- Exercise
Below are some entries. Copy each line that holds the string "structured".

- Supplied entries
########################################

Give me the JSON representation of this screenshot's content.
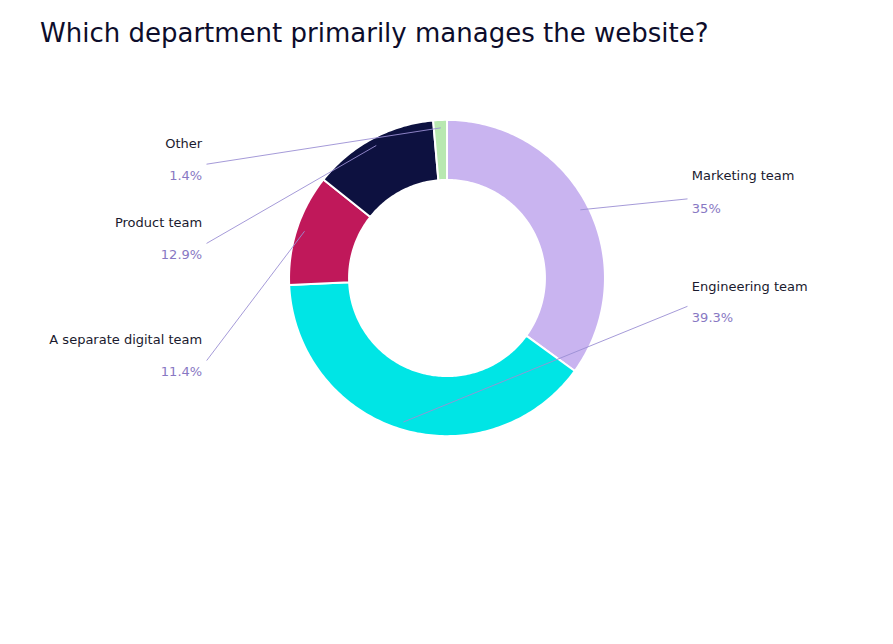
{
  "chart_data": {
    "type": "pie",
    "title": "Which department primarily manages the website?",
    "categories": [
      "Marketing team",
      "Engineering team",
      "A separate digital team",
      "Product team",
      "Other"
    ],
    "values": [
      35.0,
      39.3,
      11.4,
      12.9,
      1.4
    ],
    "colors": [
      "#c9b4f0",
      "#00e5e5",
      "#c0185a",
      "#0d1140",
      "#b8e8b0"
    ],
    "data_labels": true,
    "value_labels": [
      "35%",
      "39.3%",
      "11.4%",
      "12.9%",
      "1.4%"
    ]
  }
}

########################################

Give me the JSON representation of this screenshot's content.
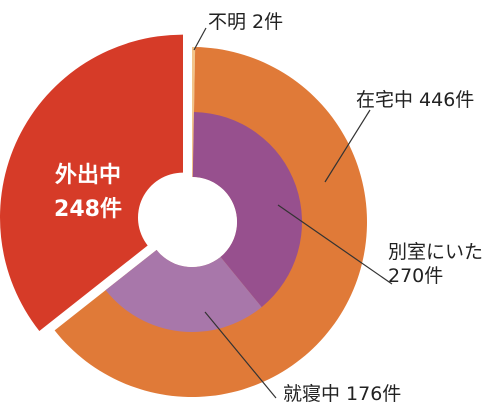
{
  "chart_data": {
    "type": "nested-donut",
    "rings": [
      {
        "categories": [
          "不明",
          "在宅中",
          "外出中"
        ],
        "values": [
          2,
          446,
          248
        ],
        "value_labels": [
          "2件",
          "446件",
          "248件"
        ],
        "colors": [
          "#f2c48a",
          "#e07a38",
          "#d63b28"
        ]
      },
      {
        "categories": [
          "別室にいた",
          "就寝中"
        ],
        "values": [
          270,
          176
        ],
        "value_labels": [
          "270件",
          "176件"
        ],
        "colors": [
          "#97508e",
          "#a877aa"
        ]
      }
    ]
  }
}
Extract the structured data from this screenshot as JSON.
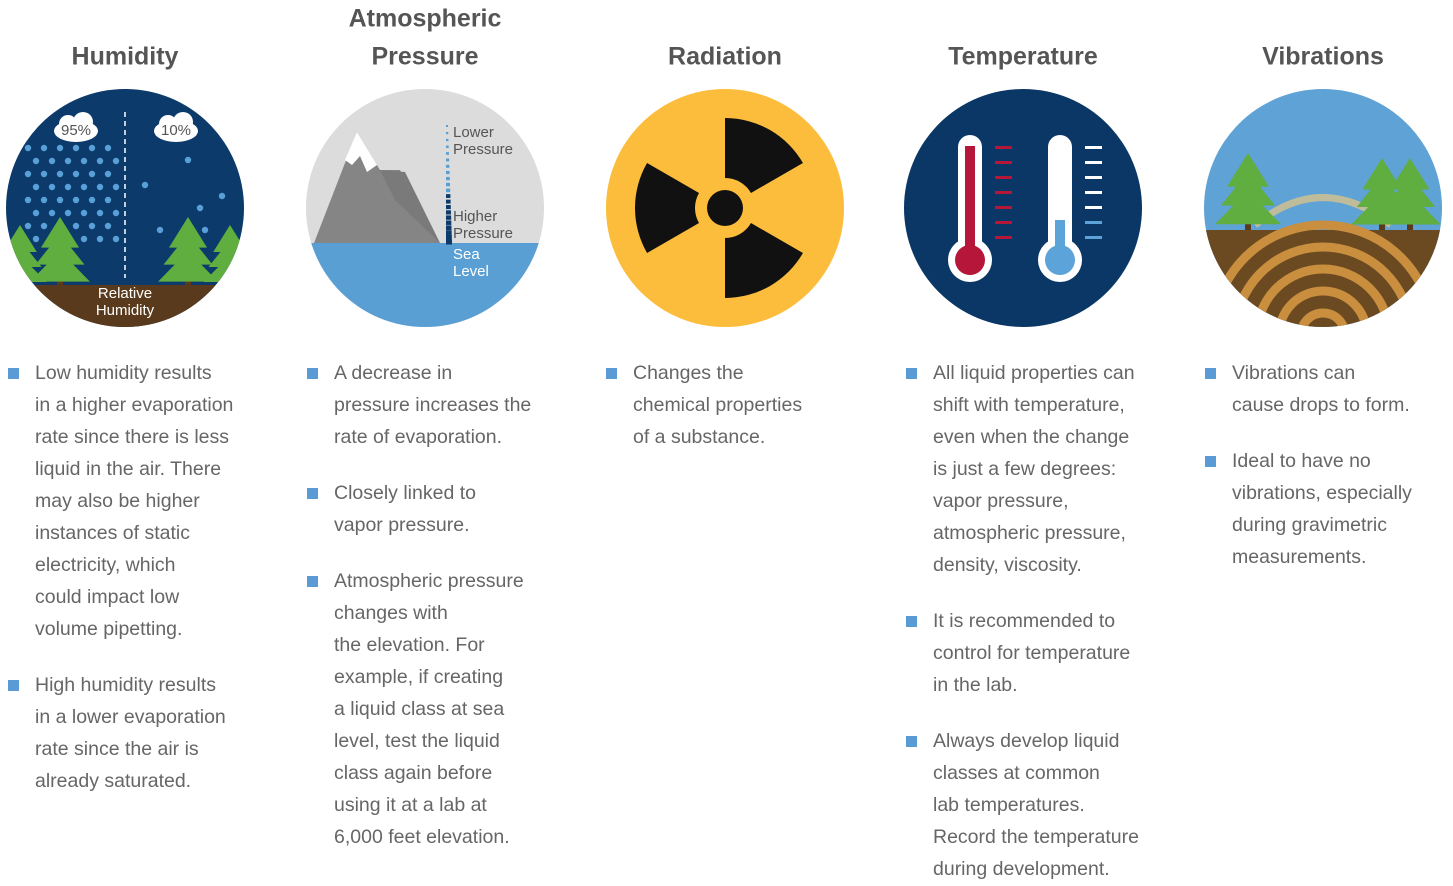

########################################

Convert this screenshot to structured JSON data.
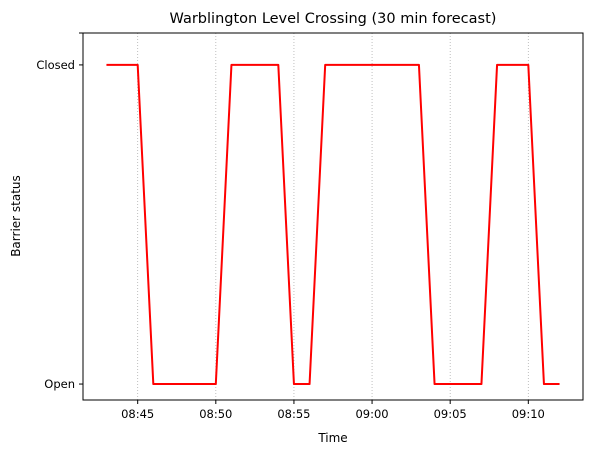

########################################

- Solution to this exercise
Extract the structured data from this screenshot as JSON.
Convert this screenshot to structured JSON data.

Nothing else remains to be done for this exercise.